Chart and figure data:
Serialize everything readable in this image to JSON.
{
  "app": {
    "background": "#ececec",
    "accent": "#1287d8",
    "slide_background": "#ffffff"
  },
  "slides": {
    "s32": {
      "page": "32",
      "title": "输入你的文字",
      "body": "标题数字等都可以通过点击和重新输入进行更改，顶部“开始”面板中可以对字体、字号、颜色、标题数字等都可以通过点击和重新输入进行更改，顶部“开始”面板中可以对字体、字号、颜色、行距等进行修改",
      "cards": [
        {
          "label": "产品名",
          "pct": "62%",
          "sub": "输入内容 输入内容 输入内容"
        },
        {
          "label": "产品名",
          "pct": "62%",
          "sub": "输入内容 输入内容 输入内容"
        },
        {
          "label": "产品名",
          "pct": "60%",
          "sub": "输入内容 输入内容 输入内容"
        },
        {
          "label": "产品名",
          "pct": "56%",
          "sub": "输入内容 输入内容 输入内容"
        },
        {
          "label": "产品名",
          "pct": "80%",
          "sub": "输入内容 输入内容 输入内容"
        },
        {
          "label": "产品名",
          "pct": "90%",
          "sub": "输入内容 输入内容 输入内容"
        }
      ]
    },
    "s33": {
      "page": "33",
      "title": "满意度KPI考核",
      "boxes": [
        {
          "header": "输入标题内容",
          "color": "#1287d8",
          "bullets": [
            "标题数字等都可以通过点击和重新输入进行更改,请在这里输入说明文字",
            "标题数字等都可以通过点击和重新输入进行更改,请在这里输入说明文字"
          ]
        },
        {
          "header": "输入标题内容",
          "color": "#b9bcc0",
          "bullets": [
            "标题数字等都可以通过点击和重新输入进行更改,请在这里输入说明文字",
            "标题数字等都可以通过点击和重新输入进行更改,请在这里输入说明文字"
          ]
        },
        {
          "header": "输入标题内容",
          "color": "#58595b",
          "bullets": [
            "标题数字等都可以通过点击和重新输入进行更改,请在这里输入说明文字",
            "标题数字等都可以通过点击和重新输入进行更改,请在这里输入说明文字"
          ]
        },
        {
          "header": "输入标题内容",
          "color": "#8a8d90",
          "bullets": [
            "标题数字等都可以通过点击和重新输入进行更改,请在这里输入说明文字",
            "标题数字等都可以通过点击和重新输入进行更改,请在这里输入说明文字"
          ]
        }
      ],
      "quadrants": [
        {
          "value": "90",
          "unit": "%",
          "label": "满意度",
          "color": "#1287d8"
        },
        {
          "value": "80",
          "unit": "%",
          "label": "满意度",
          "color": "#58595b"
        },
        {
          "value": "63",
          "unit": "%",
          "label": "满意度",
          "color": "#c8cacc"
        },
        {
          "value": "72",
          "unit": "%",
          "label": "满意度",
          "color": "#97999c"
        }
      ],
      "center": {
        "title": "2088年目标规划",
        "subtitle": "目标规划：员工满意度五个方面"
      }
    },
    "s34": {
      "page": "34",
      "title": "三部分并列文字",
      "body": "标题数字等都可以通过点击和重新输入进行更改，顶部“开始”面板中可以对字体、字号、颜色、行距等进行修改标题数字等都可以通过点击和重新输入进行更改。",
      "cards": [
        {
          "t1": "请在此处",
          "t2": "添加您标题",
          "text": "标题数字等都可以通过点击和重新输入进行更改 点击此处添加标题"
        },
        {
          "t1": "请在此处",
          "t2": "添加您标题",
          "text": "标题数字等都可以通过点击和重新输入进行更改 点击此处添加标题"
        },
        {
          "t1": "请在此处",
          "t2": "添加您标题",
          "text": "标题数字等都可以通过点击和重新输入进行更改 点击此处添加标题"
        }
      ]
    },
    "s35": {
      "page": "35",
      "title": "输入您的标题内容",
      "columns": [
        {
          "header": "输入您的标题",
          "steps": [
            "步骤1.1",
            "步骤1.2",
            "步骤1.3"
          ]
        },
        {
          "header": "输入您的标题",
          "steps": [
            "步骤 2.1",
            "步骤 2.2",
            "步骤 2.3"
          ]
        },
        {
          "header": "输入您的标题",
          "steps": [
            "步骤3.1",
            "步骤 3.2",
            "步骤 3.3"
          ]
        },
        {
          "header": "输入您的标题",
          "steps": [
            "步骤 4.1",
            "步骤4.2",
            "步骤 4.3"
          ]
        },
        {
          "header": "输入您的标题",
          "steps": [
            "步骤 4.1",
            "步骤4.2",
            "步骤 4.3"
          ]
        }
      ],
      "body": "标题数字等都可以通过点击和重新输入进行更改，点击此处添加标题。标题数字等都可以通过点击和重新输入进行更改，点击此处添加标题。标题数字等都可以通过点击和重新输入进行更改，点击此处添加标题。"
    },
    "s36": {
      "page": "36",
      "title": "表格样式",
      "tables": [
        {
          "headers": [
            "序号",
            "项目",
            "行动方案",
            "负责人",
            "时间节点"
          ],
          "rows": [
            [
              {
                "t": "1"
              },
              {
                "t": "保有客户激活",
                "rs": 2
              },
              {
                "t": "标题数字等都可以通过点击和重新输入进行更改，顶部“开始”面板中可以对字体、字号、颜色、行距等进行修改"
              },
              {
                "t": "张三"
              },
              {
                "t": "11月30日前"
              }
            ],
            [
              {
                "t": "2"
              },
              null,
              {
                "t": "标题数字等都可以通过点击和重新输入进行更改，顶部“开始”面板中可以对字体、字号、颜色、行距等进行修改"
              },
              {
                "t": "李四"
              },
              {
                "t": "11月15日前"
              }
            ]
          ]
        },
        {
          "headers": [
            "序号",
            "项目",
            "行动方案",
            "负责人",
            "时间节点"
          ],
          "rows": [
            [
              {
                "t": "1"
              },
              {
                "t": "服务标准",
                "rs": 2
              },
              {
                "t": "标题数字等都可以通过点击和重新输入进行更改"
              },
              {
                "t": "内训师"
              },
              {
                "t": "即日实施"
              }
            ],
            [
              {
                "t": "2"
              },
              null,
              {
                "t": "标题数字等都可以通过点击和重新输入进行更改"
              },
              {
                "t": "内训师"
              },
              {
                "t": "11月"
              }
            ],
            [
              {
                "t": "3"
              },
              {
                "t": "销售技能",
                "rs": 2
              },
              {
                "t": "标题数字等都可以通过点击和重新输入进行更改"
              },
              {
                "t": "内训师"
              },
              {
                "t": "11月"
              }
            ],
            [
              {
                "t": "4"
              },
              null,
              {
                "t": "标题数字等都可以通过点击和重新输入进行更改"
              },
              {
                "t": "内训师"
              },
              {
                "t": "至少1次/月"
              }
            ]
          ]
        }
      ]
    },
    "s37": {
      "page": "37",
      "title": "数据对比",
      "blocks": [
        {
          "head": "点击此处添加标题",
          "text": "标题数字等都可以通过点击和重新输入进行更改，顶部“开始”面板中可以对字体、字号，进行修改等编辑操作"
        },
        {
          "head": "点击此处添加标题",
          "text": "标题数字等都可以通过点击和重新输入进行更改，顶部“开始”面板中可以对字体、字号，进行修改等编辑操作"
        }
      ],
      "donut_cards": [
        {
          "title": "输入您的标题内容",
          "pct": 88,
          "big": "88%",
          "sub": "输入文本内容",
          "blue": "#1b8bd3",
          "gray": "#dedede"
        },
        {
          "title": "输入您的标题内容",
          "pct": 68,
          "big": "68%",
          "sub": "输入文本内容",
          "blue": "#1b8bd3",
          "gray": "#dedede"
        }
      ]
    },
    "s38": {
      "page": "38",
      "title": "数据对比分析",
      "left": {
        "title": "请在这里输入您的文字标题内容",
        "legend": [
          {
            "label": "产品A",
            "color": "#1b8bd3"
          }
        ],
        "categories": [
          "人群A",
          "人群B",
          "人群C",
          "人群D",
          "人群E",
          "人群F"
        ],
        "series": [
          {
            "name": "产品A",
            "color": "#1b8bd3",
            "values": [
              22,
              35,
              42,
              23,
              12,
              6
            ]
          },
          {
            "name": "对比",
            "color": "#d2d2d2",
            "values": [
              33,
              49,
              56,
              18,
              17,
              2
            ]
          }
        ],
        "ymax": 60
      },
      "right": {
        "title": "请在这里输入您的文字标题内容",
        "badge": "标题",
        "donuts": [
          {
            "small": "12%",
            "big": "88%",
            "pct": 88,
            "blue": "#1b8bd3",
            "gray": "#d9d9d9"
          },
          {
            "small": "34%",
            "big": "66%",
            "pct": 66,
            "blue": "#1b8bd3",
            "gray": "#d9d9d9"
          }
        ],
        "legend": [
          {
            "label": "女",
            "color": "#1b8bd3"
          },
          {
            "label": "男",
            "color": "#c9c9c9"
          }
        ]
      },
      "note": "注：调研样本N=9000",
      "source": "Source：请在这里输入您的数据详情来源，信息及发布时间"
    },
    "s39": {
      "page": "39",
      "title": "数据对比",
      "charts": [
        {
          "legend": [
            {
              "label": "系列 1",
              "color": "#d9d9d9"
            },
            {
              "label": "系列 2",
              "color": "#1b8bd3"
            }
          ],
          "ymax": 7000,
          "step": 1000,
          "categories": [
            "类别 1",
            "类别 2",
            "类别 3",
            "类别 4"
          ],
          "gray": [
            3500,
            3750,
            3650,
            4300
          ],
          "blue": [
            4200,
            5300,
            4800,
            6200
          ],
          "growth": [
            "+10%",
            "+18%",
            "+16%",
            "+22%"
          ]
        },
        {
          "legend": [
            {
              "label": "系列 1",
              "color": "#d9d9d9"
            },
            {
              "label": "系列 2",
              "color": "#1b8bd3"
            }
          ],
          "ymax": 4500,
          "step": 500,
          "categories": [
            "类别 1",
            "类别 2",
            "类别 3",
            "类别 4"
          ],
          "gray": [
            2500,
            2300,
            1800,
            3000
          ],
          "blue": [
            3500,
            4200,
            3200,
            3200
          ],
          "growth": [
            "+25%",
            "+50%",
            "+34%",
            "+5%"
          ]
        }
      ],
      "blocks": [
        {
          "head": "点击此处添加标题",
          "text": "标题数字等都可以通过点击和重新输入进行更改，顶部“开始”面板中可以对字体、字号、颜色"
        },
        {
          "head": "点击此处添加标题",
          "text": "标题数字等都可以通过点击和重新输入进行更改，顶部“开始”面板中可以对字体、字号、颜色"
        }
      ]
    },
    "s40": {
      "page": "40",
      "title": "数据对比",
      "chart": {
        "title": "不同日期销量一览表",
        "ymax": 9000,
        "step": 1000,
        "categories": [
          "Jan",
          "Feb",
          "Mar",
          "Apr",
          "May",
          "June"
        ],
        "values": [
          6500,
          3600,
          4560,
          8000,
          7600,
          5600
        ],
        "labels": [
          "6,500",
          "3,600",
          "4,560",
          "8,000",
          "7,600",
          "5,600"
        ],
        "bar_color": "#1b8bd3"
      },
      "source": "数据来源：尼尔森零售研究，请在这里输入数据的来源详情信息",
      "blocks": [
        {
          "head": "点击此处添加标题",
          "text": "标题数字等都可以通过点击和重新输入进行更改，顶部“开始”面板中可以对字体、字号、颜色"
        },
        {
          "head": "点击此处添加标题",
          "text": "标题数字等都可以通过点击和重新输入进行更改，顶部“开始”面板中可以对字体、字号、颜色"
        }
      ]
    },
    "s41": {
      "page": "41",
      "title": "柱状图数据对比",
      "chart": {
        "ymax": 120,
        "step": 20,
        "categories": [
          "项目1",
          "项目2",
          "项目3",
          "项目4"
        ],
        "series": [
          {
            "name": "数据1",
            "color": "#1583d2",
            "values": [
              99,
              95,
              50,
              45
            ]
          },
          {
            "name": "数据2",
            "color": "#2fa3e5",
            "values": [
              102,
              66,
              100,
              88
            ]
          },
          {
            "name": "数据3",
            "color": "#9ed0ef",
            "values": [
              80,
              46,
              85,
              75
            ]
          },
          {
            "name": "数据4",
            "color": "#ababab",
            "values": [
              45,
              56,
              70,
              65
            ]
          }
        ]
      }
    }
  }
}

(Task details)
Consider the entries above and return each line with the string "source".

(Answer to the problem)
      "source": "Source：请在这里输入您的数据详情来源，信息及发布时间"
      "source": "数据来源：尼尔森零售研究，请在这里输入数据的来源详情信息",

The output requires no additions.